Data records

----------

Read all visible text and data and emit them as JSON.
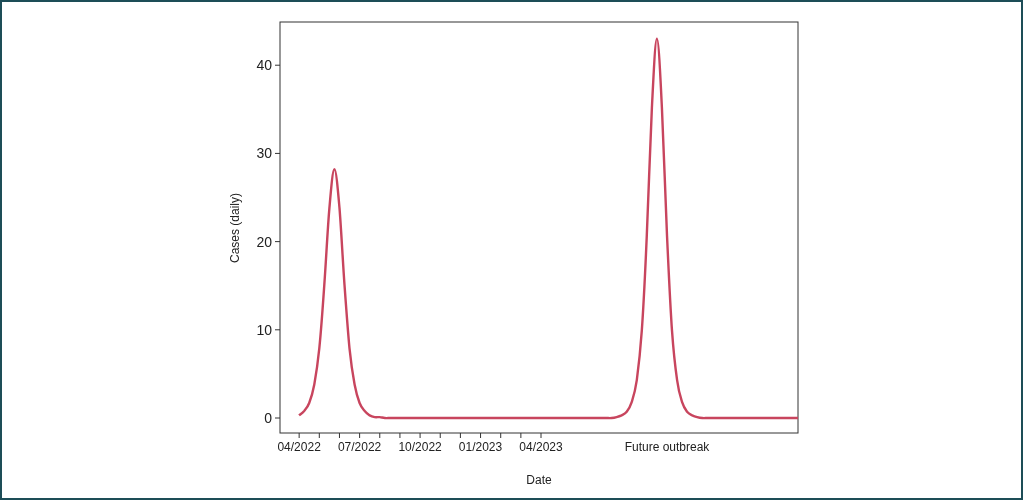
{
  "figure": {
    "chart_data": {
      "type": "line",
      "xlabel": "Date",
      "ylabel": "Cases (daily)",
      "categories": [
        "04/2022",
        null,
        null,
        null,
        null,
        null,
        null,
        null,
        null,
        null,
        null,
        null,
        "07/2022",
        null,
        null,
        null,
        null,
        null,
        null,
        null,
        null,
        null,
        null,
        null,
        "10/2022",
        null,
        null,
        null,
        null,
        null,
        null,
        null,
        null,
        null,
        null,
        null,
        "01/2023",
        null,
        null,
        null,
        null,
        null,
        null,
        null,
        null,
        null,
        null,
        null,
        "04/2023",
        null,
        null,
        null,
        null,
        null,
        null,
        null,
        null,
        null,
        null,
        null,
        null,
        null,
        null,
        null,
        null,
        null,
        null,
        null,
        null,
        null,
        null,
        null,
        null,
        "Future outbreak",
        null,
        null,
        null,
        null,
        null,
        null,
        null,
        null,
        null,
        null,
        null,
        null,
        null,
        null,
        null,
        null,
        null,
        null,
        null,
        null,
        null,
        null,
        null,
        null,
        null,
        null
      ],
      "series": [
        {
          "color": "#c8455e",
          "values": [
            0.3,
            0.8,
            1.7,
            3.8,
            7.9,
            15.1,
            23.8,
            28.2,
            23.8,
            15.1,
            7.9,
            3.8,
            1.7,
            0.8,
            0.3,
            0.1,
            0.1,
            0,
            0,
            0,
            0,
            0,
            0,
            0,
            0,
            0,
            0,
            0,
            0,
            0,
            0,
            0,
            0,
            0,
            0,
            0,
            0,
            0,
            0,
            0,
            0,
            0,
            0,
            0,
            0,
            0,
            0,
            0,
            0,
            0,
            0,
            0,
            0,
            0,
            0,
            0,
            0,
            0,
            0,
            0,
            0,
            0,
            0,
            0.1,
            0.3,
            0.7,
            1.8,
            4.3,
            9.9,
            20.7,
            35.2,
            43,
            35.2,
            20.7,
            9.9,
            4.3,
            1.8,
            0.7,
            0.3,
            0.1,
            0,
            0,
            0,
            0,
            0,
            0,
            0,
            0,
            0,
            0,
            0,
            0,
            0,
            0,
            0,
            0,
            0,
            0,
            0,
            0
          ]
        }
      ],
      "ylim": [
        -1.7,
        44.9
      ],
      "yticks": [
        0,
        10,
        20,
        30,
        40
      ]
    }
  }
}
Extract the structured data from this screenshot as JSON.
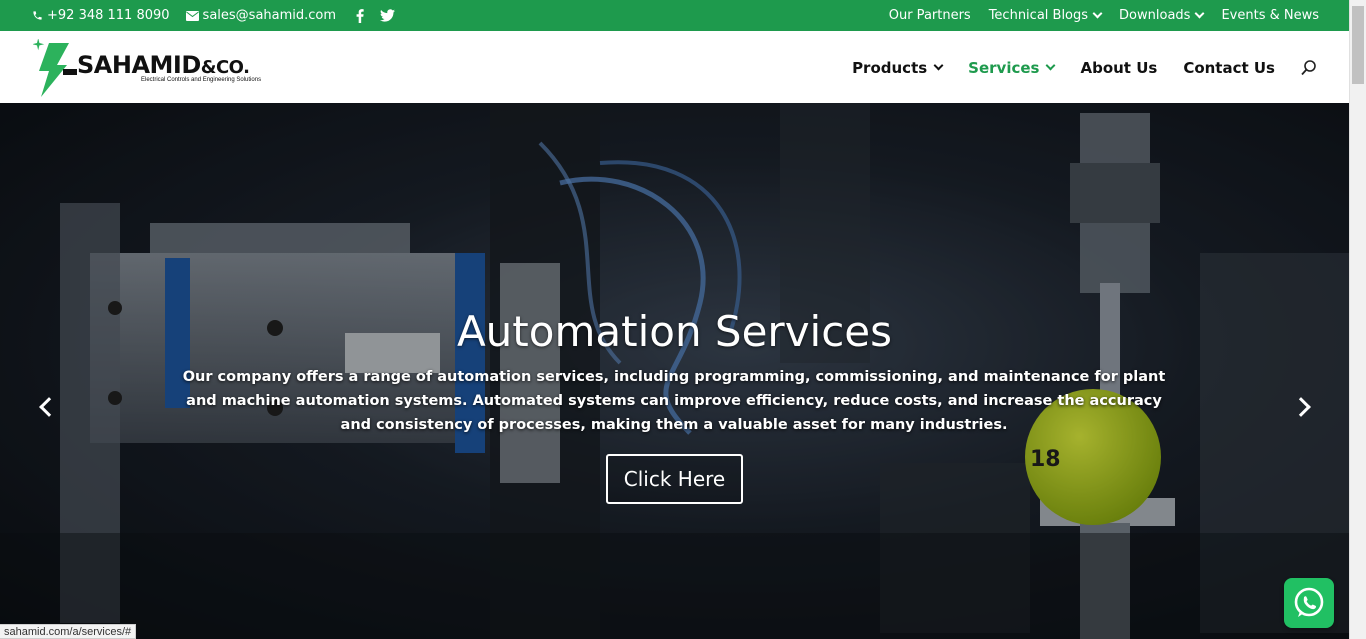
{
  "topbar": {
    "phone": "+92 348 111 8090",
    "email": "sales@sahamid.com",
    "social": [
      "facebook-icon",
      "twitter-icon"
    ],
    "links": [
      {
        "label": "Our Partners"
      },
      {
        "label": "Technical Blogs"
      },
      {
        "label": "Downloads"
      },
      {
        "label": "Events & News"
      }
    ]
  },
  "header": {
    "logo_name": "SAHAMID",
    "logo_suffix": "&CO.",
    "logo_tagline": "Electrical Controls and Engineering Solutions",
    "nav": [
      {
        "label": "Products"
      },
      {
        "label": "Services"
      },
      {
        "label": "About Us"
      },
      {
        "label": "Contact Us"
      }
    ]
  },
  "hero": {
    "title": "Automation Services",
    "text": "Our company offers a range of automation services, including programming, commissioning, and maintenance for plant and machine automation systems. Automated systems can improve efficiency, reduce costs, and increase the accuracy and consistency of processes, making them a valuable asset for many industries.",
    "button": "Click Here",
    "ball_label": "18"
  },
  "status_bar": {
    "url": "sahamid.com/a/services/#"
  },
  "colors": {
    "brand_green": "#1e9a4d",
    "whatsapp": "#21c063"
  }
}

----------

Task goal: Filter the entries and copy out every line with the word "them".

The answer:
Read all visible text and data and emit them as JSON.
    "text": "Our company offers a range of automation services, including programming, commissioning, and maintenance for plant and machine automation systems. Automated systems can improve efficiency, reduce costs, and increase the accuracy and consistency of processes, making them a valuable asset for many industries.",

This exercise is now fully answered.